### Goal of the exercise
Reproduce all lines of the listing below in which the word "Child" occurs.

### Data supplied
BEGIN

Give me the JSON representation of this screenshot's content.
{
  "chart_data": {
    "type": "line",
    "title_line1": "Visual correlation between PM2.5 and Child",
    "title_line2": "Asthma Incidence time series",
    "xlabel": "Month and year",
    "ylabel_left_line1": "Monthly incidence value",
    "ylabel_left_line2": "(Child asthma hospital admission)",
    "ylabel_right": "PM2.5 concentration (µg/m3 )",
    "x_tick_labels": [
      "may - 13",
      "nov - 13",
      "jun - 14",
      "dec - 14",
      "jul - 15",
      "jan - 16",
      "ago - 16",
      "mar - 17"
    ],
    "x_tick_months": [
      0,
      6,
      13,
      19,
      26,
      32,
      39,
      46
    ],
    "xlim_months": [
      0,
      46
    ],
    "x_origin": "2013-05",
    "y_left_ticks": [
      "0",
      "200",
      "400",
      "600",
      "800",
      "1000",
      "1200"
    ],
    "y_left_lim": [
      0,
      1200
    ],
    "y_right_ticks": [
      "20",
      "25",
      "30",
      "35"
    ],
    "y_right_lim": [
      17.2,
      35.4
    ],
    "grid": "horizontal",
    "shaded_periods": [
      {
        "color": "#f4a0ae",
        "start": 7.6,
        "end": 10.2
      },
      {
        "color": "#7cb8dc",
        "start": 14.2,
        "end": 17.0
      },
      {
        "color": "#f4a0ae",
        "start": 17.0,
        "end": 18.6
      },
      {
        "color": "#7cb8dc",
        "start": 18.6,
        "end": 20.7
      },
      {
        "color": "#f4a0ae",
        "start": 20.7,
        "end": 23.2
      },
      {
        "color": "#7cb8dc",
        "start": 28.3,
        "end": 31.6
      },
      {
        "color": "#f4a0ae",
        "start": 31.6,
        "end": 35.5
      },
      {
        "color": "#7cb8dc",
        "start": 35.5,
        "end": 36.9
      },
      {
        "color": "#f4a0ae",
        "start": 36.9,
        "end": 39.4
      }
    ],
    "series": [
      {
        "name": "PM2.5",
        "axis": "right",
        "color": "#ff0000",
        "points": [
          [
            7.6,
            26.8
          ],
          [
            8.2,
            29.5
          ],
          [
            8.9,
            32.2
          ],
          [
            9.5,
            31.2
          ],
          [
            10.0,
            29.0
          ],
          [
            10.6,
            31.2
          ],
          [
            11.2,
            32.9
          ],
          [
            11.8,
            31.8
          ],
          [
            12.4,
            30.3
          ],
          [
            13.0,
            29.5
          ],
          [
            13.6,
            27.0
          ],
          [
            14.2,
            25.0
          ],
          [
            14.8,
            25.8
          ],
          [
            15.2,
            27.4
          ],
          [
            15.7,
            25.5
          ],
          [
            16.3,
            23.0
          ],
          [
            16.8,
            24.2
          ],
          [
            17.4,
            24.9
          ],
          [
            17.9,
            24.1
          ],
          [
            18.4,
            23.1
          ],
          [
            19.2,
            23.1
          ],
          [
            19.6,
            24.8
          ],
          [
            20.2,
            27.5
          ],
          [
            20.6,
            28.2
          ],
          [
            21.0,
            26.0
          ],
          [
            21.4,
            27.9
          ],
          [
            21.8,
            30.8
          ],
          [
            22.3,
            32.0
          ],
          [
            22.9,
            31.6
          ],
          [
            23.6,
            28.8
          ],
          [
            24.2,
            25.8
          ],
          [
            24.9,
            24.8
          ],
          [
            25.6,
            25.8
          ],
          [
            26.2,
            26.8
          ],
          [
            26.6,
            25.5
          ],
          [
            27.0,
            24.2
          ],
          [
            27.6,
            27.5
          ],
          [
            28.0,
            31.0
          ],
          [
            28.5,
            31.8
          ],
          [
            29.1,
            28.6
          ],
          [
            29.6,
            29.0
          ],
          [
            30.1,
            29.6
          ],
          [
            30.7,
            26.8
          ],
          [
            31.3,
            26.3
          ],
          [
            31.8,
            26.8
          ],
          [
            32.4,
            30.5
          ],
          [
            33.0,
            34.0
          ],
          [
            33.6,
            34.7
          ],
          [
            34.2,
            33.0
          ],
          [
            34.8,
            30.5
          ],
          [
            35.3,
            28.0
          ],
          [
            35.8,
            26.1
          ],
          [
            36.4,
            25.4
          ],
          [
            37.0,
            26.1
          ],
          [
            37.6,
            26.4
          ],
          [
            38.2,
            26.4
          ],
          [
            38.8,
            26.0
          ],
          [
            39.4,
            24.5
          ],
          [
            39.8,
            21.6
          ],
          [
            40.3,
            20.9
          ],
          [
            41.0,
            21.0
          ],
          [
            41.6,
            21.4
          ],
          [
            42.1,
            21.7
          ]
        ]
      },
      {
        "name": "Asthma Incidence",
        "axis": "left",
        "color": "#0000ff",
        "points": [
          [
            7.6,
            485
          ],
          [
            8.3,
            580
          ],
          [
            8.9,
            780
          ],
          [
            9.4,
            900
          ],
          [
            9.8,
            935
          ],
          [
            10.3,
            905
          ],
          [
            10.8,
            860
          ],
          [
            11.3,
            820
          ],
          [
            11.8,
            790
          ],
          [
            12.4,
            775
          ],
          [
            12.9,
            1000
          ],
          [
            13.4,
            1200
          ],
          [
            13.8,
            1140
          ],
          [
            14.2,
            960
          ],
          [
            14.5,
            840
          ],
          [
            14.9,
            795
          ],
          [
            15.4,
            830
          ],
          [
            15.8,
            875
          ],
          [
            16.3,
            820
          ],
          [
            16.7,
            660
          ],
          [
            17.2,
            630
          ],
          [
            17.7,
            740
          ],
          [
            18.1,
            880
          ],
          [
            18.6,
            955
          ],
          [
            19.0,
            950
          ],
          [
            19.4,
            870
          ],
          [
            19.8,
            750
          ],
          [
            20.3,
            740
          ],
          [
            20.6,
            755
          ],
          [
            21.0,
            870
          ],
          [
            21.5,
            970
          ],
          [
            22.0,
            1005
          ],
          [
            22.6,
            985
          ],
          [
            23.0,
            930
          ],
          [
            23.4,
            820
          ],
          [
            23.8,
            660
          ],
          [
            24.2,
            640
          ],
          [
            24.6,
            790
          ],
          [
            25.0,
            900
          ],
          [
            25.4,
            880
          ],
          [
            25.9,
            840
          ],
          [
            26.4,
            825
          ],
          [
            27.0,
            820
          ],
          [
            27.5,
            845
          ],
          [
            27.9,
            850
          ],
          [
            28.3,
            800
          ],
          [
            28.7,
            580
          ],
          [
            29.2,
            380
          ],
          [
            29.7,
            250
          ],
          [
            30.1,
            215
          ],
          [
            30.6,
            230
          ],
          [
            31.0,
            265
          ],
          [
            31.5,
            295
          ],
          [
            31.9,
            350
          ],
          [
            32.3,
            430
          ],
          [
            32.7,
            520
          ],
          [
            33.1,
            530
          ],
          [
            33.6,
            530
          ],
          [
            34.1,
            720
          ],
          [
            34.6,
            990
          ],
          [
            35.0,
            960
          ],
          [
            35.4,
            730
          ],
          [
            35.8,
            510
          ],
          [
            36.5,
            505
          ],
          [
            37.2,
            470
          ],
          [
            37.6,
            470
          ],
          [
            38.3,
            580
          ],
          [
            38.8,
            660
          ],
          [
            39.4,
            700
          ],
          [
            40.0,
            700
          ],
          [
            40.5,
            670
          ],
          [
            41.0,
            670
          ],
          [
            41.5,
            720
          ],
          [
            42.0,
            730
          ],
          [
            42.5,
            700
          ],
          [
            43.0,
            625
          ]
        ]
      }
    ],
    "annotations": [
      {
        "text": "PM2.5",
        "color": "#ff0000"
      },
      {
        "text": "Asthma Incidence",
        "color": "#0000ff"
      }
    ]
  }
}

END

### Full answer
    "title_line1": "Visual correlation between PM2.5 and Child",
    "ylabel_left_line2": "(Child asthma hospital admission)",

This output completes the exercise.